• [WORK INSTRUCTIONS]
Pictures stay out of the copy; set down each line of the listing below exactly.

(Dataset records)
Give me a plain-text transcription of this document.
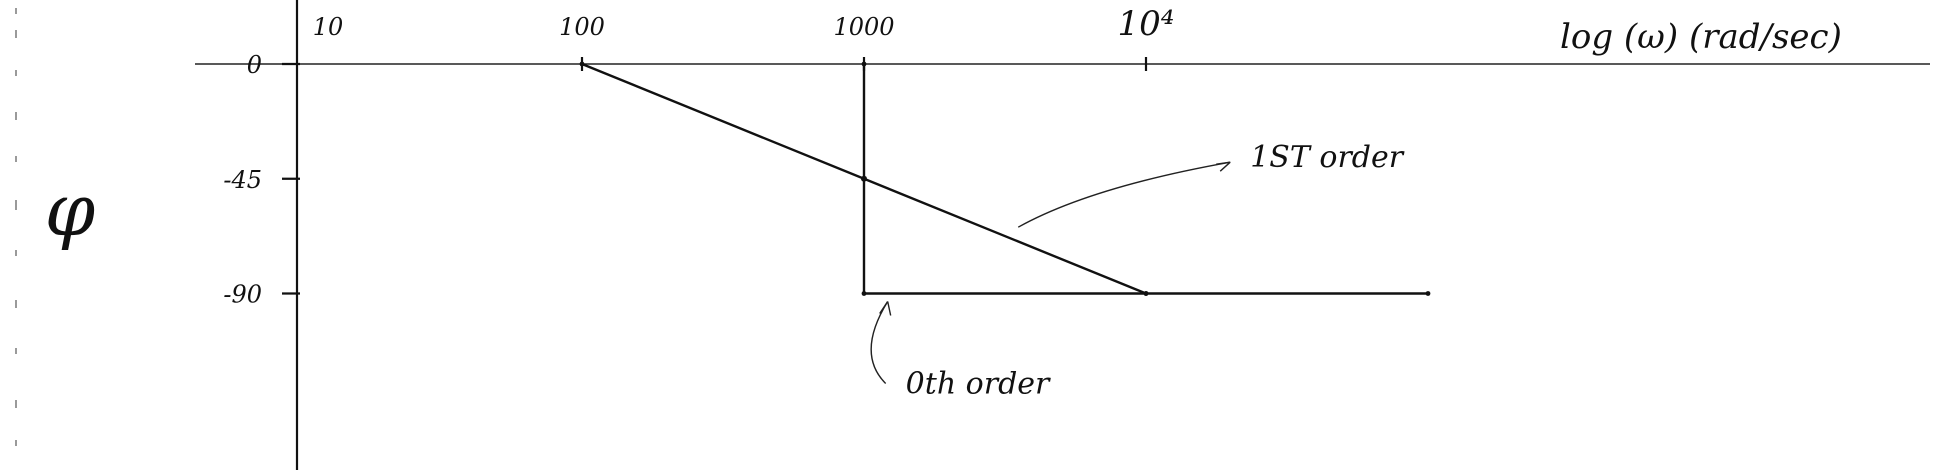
φ
log (ω) (rad/sec)
10	100	1000	10⁴
0
-45
-90
1ST order
0th order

• [SOLUTION TO THIS TASK]
Give me a plain-text transcription of this document.
φ
log (ω) (rad/sec)
10	100	1000	10⁴
0
-45
-90
1ST order
0th order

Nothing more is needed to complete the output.